— START OF Data for this exercise —

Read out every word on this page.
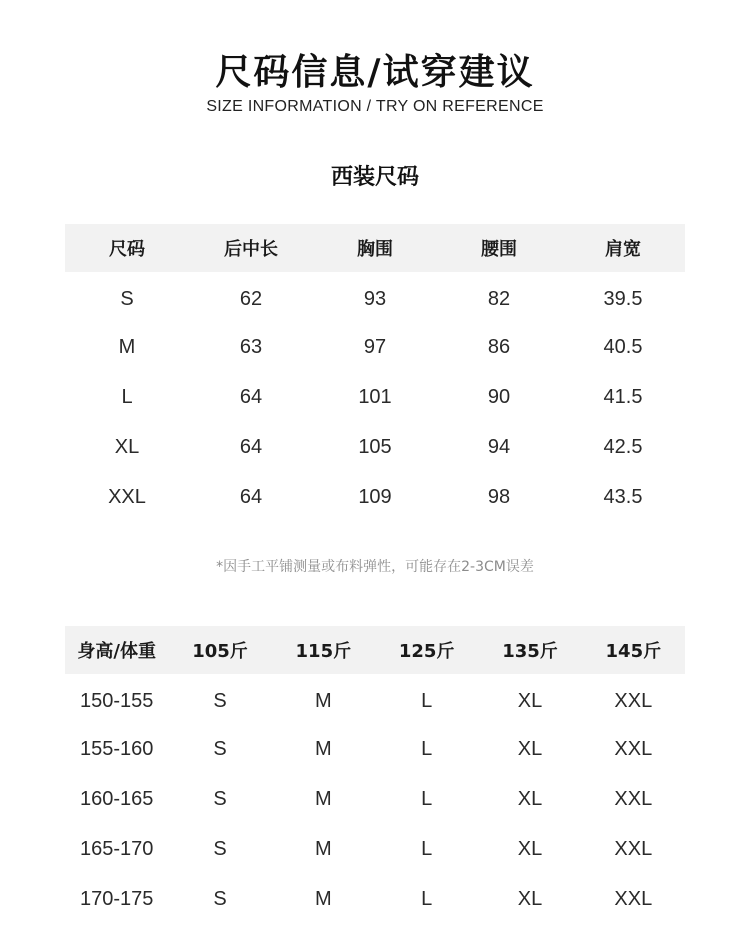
尺码信息/试穿建议
SIZE INFORMATION / TRY ON REFERENCE
西装尺码
尺码	后中长	胸围	腰围	肩宽
S	62	93	82	39.5
M	63	97	86	40.5
L	64	101	90	41.5
XL	64	105	94	42.5
XXL	64	109	98	43.5
*因手工平铺测量或布料弹性，可能存在2-3CM误差
身高/体重	105斤	115斤	125斤	135斤	145斤
150-155	S	M	L	XL	XXL
155-160	S	M	L	XL	XXL
160-165	S	M	L	XL	XXL
165-170	S	M	L	XL	XXL
170-175	S	M	L	XL	XXL
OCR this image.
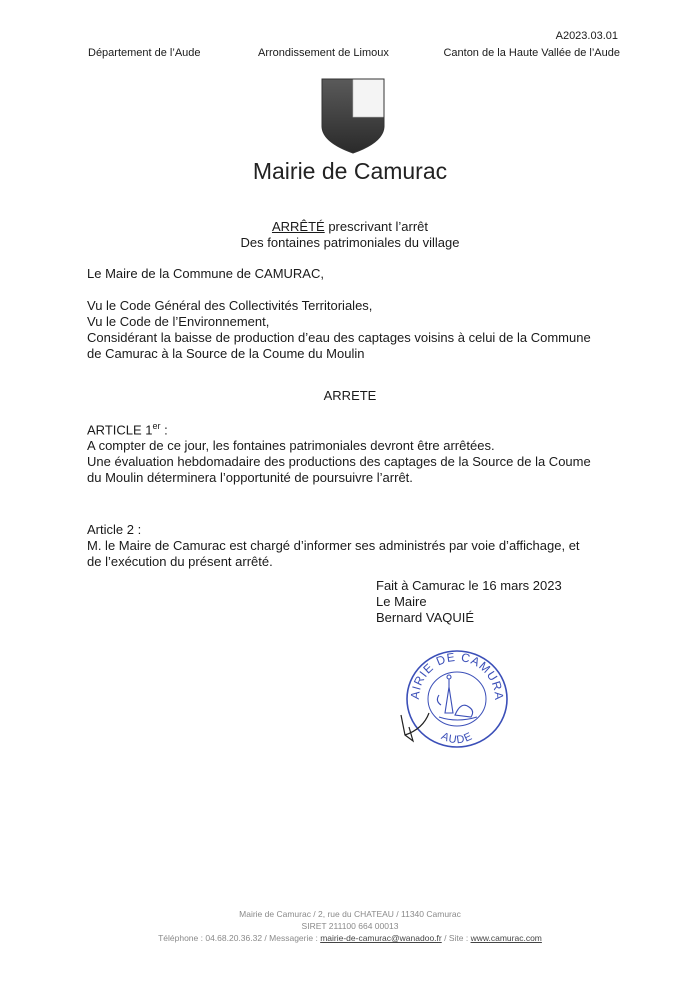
A2023.03.01
Département de l’Aude	Arrondissement de Limoux	Canton de la Haute Vallée de l’Aude
Mairie de Camurac
ARRÊTÉ prescrivant l’arrêt
Des fontaines patrimoniales du village
Le Maire de la Commune de CAMURAC,

Vu le Code Général des Collectivités Territoriales,

Vu le Code de l’Environnement,

Considérant la baisse de production d’eau des captages voisins à celui de la Commune

de Camurac à la Source de la Coume du Moulin

ARRETE

ARTICLE 1er :

A compter de ce jour, les fontaines patrimoniales devront être arrêtées.

Une évaluation hebdomadaire des productions des captages de la Source de la Coume

du Moulin déterminera l’opportunité de poursuivre l’arrêt.

Article 2 :

M. le Maire de Camurac est chargé d’informer ses administrés par voie d’affichage, et

de l’exécution du présent arrêté.

Fait à Camurac le 16 mars 2023

Le Maire

Bernard VAQUIÉ

AIRIE DE CAMURA
AUDE
Mairie de Camurac / 2, rue du CHATEAU / 11340 Camurac
SIRET 211100 664 00013
Téléphone : 04.68.20.36.32 / Messagerie : mairie-de-camurac@wanadoo.fr / Site : www.camurac.com
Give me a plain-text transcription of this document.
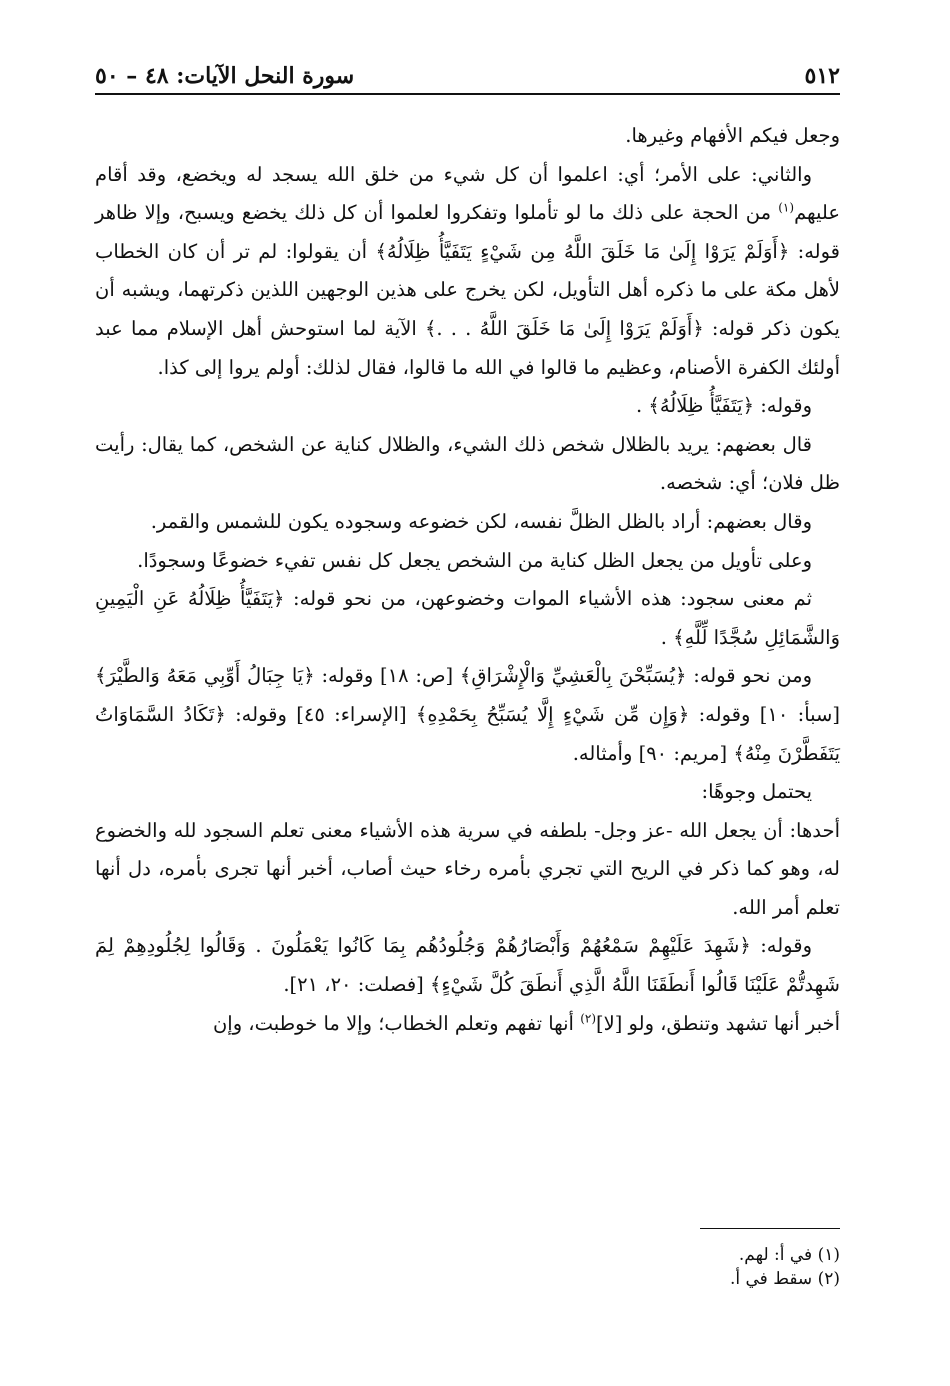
٥١٢
سورة النحل الآيات: ٤٨ – ٥٠

وجعل فيكم الأفهام وغيرها.

والثاني: على الأمر؛ أي: اعلموا أن كل شيء من خلق الله يسجد له ويخضع، وقد أقام عليهم$^{(١)}$ من الحجة على ذلك ما لو تأملوا وتفكروا لعلموا أن كل ذلك يخضع ويسبح، وإلا ظاهر قوله: ﴿أَوَلَمْ يَرَوْا إِلَىٰ مَا خَلَقَ اللَّهُ مِن شَيْءٍ يَتَفَيَّأُ ظِلَالُهُ﴾ أن يقولوا: لم تر أن كان الخطاب لأهل مكة على ما ذكره أهل التأويل، لكن يخرج على هذين الوجهين اللذين ذكرتهما، ويشبه أن يكون ذكر قوله: ﴿أَوَلَمْ يَرَوْا إِلَىٰ مَا خَلَقَ اللَّهُ . . .﴾ الآية لما استوحش أهل الإسلام مما عبد أولئك الكفرة الأصنام، وعظيم ما قالوا في الله ما قالوا، فقال لذلك: أولم يروا إلى كذا.

وقوله: ﴿يَتَفَيَّأُ ظِلَالُهُ﴾ .

قال بعضهم: يريد بالظلال شخص ذلك الشيء، والظلال كناية عن الشخص، كما يقال: رأيت ظل فلان؛ أي: شخصه.

وقال بعضهم: أراد بالظل الظلَّ نفسه، لكن خضوعه وسجوده يكون للشمس والقمر.

وعلى تأويل من يجعل الظل كناية من الشخص يجعل كل نفس تفيء خضوعًا وسجودًا.

ثم معنى سجود: هذه الأشياء الموات وخضوعهن، من نحو قوله: ﴿يَتَفَيَّأُ ظِلَالُهُ عَنِ الْيَمِينِ وَالشَّمَائِلِ سُجَّدًا لِّلَّهِ﴾ .

ومن نحو قوله: ﴿يُسَبِّحْنَ بِالْعَشِيِّ وَالْإِشْرَاقِ﴾ [ص: ١٨] وقوله: ﴿يَا جِبَالُ أَوِّبِي مَعَهُ وَالطَّيْرَ﴾ [سبأ: ١٠] وقوله: ﴿وَإِن مِّن شَيْءٍ إِلَّا يُسَبِّحُ بِحَمْدِهِ﴾ [الإسراء: ٤٥] وقوله: ﴿تَكَادُ السَّمَاوَاتُ يَتَفَطَّرْنَ مِنْهُ﴾ [مريم: ٩٠] وأمثاله.

يحتمل وجوهًا:

أحدها: أن يجعل الله -عز وجل- بلطفه في سرية هذه الأشياء معنى تعلم السجود لله والخضوع له، وهو كما ذكر في الريح التي تجري بأمره رخاء حيث أصاب، أخبر أنها تجرى بأمره، دل أنها تعلم أمر الله.

وقوله: ﴿شَهِدَ عَلَيْهِمْ سَمْعُهُمْ وَأَبْصَارُهُمْ وَجُلُودُهُم بِمَا كَانُوا يَعْمَلُونَ . وَقَالُوا لِجُلُودِهِمْ لِمَ شَهِدتُّمْ عَلَيْنَا قَالُوا أَنطَقَنَا اللَّهُ الَّذِي أَنطَقَ كُلَّ شَيْءٍ﴾ [فصلت: ٢٠، ٢١].

أخبر أنها تشهد وتنطق، ولو [لا]$^{(٢)}$ أنها تفهم وتعلم الخطاب؛ وإلا ما خوطبت، وإن

(١) في أ: لهم.
(٢) سقط في أ.
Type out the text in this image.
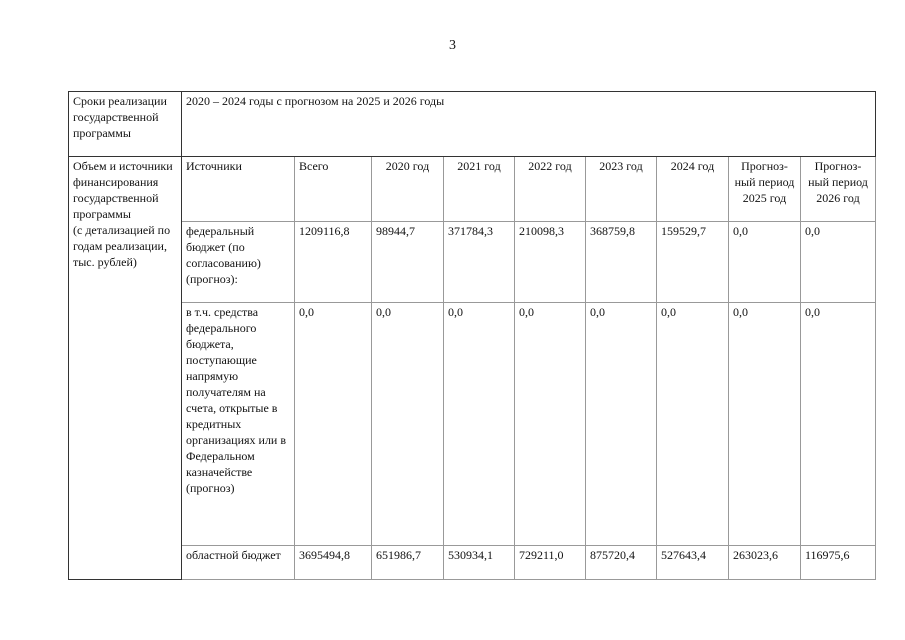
3
Сроки реализации государственной программы	2020 – 2024 годы с прогнозом на 2025 и 2026 годы								

Объем и источники финансирования государственной программы
(с детализацией по годам реализации, тыс. рублей)	Источники	Всего	2020 год	2021 год	2022 год	2023 год	2024 год	Прогноз-ный период 2025 год	Прогноз-ный период 2026 год
	федеральный бюджет (по согласованию) (прогноз):	1209116,8	98944,7	371784,3	210098,3	368759,8	159529,7	0,0	0,0
	в т.ч. средства федерального бюджета, поступающие напрямую получателям на счета, открытые в кредитных организациях или в Федеральном казначействе (прогноз)	0,0	0,0	0,0	0,0	0,0	0,0	0,0	0,0
	областной бюджет	3695494,8	651986,7	530934,1	729211,0	875720,4	527643,4	263023,6	116975,6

— END OF Data for this exercise —

What you have to do – Retype every entry verbatim and exclude the pictures from the copy.

Worked solution –
Read out every word on this page.
尺码信息/试穿建议
SIZE INFORMATION / TRY ON REFERENCE
西装尺码
尺码	后中长	胸围	腰围	肩宽
S	62	93	82	39.5
M	63	97	86	40.5
L	64	101	90	41.5
XL	64	105	94	42.5
XXL	64	109	98	43.5
*因手工平铺测量或布料弹性，可能存在2-3CM误差
身高/体重	105斤	115斤	125斤	135斤	145斤
150-155	S	M	L	XL	XXL
155-160	S	M	L	XL	XXL
160-165	S	M	L	XL	XXL
165-170	S	M	L	XL	XXL
170-175	S	M	L	XL	XXL
OCR this image.
A2023.03.01
Département de l’Aude	Arrondissement de Limoux	Canton de la Haute Vallée de l’Aude
Mairie de Camurac
ARRÊTÉ prescrivant l’arrêt
Des fontaines patrimoniales du village
Le Maire de la Commune de CAMURAC,

Vu le Code Général des Collectivités Territoriales,

Vu le Code de l’Environnement,

Considérant la baisse de production d’eau des captages voisins à celui de la Commune

de Camurac à la Source de la Coume du Moulin

ARRETE

ARTICLE 1er :

A compter de ce jour, les fontaines patrimoniales devront être arrêtées.

Une évaluation hebdomadaire des productions des captages de la Source de la Coume

du Moulin déterminera l’opportunité de poursuivre l’arrêt.

Article 2 :

M. le Maire de Camurac est chargé d’informer ses administrés par voie d’affichage, et

de l’exécution du présent arrêté.

Fait à Camurac le 16 mars 2023

Le Maire

Bernard VAQUIÉ

AIRIE DE CAMURA
AUDE
Mairie de Camurac / 2, rue du CHATEAU / 11340 Camurac
SIRET 211100 664 00013
Téléphone : 04.68.20.36.32 / Messagerie : mairie-de-camurac@wanadoo.fr / Site : www.camurac.com
Give me a plain-text transcription of this document.
٥١٢
سورة النحل الآيات: ٤٨ – ٥٠

وجعل فيكم الأفهام وغيرها.

والثاني: على الأمر؛ أي: اعلموا أن كل شيء من خلق الله يسجد له ويخضع، وقد أقام عليهم$^{(١)}$ من الحجة على ذلك ما لو تأملوا وتفكروا لعلموا أن كل ذلك يخضع ويسبح، وإلا ظاهر قوله: ﴿أَوَلَمْ يَرَوْا إِلَىٰ مَا خَلَقَ اللَّهُ مِن شَيْءٍ يَتَفَيَّأُ ظِلَالُهُ﴾ أن يقولوا: لم تر أن كان الخطاب لأهل مكة على ما ذكره أهل التأويل، لكن يخرج على هذين الوجهين اللذين ذكرتهما، ويشبه أن يكون ذكر قوله: ﴿أَوَلَمْ يَرَوْا إِلَىٰ مَا خَلَقَ اللَّهُ . . .﴾ الآية لما استوحش أهل الإسلام مما عبد أولئك الكفرة الأصنام، وعظيم ما قالوا في الله ما قالوا، فقال لذلك: أولم يروا إلى كذا.

وقوله: ﴿يَتَفَيَّأُ ظِلَالُهُ﴾ .

قال بعضهم: يريد بالظلال شخص ذلك الشيء، والظلال كناية عن الشخص، كما يقال: رأيت ظل فلان؛ أي: شخصه.

وقال بعضهم: أراد بالظل الظلَّ نفسه، لكن خضوعه وسجوده يكون للشمس والقمر.

وعلى تأويل من يجعل الظل كناية من الشخص يجعل كل نفس تفيء خضوعًا وسجودًا.

ثم معنى سجود: هذه الأشياء الموات وخضوعهن، من نحو قوله: ﴿يَتَفَيَّأُ ظِلَالُهُ عَنِ الْيَمِينِ وَالشَّمَائِلِ سُجَّدًا لِّلَّهِ﴾ .

ومن نحو قوله: ﴿يُسَبِّحْنَ بِالْعَشِيِّ وَالْإِشْرَاقِ﴾ [ص: ١٨] وقوله: ﴿يَا جِبَالُ أَوِّبِي مَعَهُ وَالطَّيْرَ﴾ [سبأ: ١٠] وقوله: ﴿وَإِن مِّن شَيْءٍ إِلَّا يُسَبِّحُ بِحَمْدِهِ﴾ [الإسراء: ٤٥] وقوله: ﴿تَكَادُ السَّمَاوَاتُ يَتَفَطَّرْنَ مِنْهُ﴾ [مريم: ٩٠] وأمثاله.

يحتمل وجوهًا:

أحدها: أن يجعل الله -عز وجل- بلطفه في سرية هذه الأشياء معنى تعلم السجود لله والخضوع له، وهو كما ذكر في الريح التي تجري بأمره رخاء حيث أصاب، أخبر أنها تجرى بأمره، دل أنها تعلم أمر الله.

وقوله: ﴿شَهِدَ عَلَيْهِمْ سَمْعُهُمْ وَأَبْصَارُهُمْ وَجُلُودُهُم بِمَا كَانُوا يَعْمَلُونَ . وَقَالُوا لِجُلُودِهِمْ لِمَ شَهِدتُّمْ عَلَيْنَا قَالُوا أَنطَقَنَا اللَّهُ الَّذِي أَنطَقَ كُلَّ شَيْءٍ﴾ [فصلت: ٢٠، ٢١].

أخبر أنها تشهد وتنطق، ولو [لا]$^{(٢)}$ أنها تفهم وتعلم الخطاب؛ وإلا ما خوطبت، وإن

(١) في أ: لهم.
(٢) سقط في أ.
Type out the text in this image.
3
Сроки реализации государственной программы	2020 – 2024 годы с прогнозом на 2025 и 2026 годы								

Объем и источники финансирования государственной программы
(с детализацией по годам реализации, тыс. рублей)	Источники	Всего	2020 год	2021 год	2022 год	2023 год	2024 год	Прогноз-ный период 2025 год	Прогноз-ный период 2026 год
	федеральный бюджет (по согласованию) (прогноз):	1209116,8	98944,7	371784,3	210098,3	368759,8	159529,7	0,0	0,0
	в т.ч. средства федерального бюджета, поступающие напрямую получателям на счета, открытые в кредитных организациях или в Федеральном казначействе (прогноз)	0,0	0,0	0,0	0,0	0,0	0,0	0,0	0,0
	областной бюджет	3695494,8	651986,7	530934,1	729211,0	875720,4	527643,4	263023,6	116975,6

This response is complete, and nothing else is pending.